TEXT PROVIDED ▸
Background

Mounting evidences indicate that long none coding RNAs (lncRNAs) are important to modulate biological process of diabetic retinopathy (DR). We aim to investigate the role of lncRNAs in DR and elucidate the exact mechanism.

Methods

Real-time quantitive PCR was performed to distinguish the lncRNA ATPase plasma membrane Ca2+ transporting 1 antisense RNA 1 (ATP2B1-AS1) expression in DR patients and high-glucose-treated human retinal endothelial cells (HRECs). Dual-luciferase reporter system was used to verify that ATP2B1-AS1 could act as a miR-4729 sponge and miR-4729 could bind to 3’UTR of IQ motif-containing GTPase-activating protein 2 (IQGAP2). Cell proliferation assay, wound healing migration assay, transwell assay, tube formation assay and immunofluorescence were used to investigate cell proliferation, migration and angiogenesis in HRECs.

(Dataset entries)
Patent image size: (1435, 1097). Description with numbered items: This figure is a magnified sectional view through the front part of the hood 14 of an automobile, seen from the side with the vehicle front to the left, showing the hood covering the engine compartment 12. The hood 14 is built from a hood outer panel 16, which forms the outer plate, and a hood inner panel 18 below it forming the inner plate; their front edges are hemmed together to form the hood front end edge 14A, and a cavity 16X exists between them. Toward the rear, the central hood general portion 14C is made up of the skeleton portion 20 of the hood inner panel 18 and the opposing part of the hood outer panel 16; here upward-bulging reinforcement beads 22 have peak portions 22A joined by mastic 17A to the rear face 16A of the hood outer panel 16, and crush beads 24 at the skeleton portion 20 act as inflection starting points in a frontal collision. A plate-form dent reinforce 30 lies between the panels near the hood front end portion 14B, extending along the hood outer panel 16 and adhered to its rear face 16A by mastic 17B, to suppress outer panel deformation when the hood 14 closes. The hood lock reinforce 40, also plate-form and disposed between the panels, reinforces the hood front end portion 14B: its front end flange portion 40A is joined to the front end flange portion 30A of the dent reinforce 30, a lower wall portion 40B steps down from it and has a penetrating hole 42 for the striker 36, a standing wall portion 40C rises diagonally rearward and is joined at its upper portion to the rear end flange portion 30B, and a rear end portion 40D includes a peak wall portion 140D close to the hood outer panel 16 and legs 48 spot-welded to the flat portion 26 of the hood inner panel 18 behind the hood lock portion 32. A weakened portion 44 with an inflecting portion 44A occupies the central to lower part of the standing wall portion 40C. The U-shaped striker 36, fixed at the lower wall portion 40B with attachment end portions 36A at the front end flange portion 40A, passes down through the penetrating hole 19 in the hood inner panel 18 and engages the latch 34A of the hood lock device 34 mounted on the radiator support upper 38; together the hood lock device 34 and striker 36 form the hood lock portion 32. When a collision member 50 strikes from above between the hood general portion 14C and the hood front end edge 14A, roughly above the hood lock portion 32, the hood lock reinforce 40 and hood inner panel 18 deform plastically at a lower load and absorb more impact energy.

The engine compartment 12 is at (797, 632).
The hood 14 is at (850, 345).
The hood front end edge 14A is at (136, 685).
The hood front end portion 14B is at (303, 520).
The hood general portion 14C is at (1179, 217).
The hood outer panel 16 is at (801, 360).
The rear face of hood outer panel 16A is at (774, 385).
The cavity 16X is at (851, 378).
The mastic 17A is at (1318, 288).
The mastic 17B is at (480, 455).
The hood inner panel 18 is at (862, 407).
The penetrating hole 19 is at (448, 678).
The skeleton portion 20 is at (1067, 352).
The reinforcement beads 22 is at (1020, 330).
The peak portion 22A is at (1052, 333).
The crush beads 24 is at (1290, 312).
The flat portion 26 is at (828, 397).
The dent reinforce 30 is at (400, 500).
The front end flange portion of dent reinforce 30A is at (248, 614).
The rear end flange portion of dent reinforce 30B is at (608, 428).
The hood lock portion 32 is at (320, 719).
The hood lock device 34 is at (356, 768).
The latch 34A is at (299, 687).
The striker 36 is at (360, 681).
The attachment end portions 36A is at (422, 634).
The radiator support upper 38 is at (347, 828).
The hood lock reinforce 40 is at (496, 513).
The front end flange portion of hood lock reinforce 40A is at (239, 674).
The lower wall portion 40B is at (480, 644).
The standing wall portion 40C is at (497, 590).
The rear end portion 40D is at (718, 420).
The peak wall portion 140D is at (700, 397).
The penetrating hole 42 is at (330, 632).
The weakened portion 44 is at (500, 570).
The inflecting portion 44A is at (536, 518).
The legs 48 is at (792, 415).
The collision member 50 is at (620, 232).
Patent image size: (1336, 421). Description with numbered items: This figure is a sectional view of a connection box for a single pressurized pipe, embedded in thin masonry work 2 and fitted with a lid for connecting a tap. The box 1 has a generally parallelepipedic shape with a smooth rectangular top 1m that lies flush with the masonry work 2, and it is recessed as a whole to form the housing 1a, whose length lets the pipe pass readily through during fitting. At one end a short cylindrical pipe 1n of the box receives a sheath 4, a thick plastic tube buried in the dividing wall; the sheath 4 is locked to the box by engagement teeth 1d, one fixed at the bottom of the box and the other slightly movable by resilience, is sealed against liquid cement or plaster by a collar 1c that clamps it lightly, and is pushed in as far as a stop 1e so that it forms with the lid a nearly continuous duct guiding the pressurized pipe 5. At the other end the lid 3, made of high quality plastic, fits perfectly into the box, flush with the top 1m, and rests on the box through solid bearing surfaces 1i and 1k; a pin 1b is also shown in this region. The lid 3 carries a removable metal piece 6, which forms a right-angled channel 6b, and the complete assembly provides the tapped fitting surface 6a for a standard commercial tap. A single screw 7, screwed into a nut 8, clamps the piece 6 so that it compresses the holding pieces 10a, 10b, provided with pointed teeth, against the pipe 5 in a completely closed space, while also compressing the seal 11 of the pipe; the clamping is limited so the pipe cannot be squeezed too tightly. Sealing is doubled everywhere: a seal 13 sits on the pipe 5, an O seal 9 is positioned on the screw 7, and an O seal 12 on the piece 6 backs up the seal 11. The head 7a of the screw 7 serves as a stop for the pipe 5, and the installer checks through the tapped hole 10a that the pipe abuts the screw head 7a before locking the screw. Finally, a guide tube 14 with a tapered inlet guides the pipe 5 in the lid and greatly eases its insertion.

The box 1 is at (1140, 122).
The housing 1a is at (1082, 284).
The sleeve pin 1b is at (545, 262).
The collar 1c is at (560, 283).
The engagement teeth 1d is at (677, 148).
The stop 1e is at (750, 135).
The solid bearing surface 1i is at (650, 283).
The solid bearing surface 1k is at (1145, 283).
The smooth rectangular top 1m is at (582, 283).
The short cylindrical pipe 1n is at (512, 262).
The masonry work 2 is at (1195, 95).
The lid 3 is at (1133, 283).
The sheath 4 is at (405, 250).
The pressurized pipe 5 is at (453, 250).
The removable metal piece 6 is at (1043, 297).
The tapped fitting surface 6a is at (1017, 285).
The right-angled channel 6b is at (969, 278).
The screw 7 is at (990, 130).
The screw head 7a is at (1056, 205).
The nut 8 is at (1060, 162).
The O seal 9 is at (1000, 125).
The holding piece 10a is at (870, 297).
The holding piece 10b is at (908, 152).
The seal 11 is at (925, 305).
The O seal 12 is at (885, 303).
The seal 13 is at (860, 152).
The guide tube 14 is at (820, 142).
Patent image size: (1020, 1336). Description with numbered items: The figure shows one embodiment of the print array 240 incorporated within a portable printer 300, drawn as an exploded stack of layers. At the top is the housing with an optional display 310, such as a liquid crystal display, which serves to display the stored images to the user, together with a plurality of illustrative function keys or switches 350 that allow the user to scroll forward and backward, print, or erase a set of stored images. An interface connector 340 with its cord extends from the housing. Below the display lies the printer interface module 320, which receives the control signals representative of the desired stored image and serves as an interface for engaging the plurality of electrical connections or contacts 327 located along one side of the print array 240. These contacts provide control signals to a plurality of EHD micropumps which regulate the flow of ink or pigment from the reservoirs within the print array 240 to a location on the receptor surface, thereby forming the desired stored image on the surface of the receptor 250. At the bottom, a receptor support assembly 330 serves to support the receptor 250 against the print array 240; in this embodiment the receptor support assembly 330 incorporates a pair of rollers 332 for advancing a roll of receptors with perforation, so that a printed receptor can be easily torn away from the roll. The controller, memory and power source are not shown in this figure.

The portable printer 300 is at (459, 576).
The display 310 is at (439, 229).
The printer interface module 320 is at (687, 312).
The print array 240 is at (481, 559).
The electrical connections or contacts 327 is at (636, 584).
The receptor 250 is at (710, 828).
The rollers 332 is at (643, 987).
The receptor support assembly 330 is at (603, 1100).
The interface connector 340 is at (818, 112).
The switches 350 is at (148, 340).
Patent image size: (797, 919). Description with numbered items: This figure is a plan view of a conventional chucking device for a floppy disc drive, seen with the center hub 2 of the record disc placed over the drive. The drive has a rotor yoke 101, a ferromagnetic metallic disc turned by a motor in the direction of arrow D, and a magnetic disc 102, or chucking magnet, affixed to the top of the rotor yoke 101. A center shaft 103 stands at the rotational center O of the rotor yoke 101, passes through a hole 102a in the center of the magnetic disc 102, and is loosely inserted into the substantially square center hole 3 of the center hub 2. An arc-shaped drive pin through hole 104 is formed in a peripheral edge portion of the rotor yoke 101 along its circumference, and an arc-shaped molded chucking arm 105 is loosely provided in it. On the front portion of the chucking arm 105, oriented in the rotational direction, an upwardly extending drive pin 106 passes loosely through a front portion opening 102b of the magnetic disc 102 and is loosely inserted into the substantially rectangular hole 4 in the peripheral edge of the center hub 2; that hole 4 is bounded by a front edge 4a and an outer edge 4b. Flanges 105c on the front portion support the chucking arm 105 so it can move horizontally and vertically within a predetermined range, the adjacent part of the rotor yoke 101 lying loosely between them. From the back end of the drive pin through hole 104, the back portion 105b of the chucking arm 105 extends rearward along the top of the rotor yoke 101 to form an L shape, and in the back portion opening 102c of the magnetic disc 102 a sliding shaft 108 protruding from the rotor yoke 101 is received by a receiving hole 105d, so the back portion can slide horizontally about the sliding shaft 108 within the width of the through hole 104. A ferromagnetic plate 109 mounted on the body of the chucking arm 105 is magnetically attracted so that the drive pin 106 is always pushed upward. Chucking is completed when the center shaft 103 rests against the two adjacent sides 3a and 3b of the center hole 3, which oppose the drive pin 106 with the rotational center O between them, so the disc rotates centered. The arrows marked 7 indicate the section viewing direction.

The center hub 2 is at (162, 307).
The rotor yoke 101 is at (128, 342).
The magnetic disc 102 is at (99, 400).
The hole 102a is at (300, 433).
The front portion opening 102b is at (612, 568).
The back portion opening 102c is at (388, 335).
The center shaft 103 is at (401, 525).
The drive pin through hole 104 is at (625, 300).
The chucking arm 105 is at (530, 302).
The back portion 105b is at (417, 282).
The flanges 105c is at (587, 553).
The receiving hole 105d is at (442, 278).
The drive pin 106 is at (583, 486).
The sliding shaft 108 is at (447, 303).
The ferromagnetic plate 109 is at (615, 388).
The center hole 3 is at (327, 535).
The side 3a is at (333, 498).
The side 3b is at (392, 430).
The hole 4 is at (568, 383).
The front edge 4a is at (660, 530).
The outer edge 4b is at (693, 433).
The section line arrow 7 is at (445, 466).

EXERCISE ▸ Reproduce the diabetic retinopathy abstract between "Mounting evidences indicate" and "the exact mechanism.", inclusive, swapping "elucidate" for "clarify".

SOLUTION ▸
Mounting evidences indicate that long none coding RNAs (lncRNAs) are important to modulate biological process of diabetic retinopathy (DR). We aim to investigate the role of lncRNAs in DR and clarify the exact mechanism.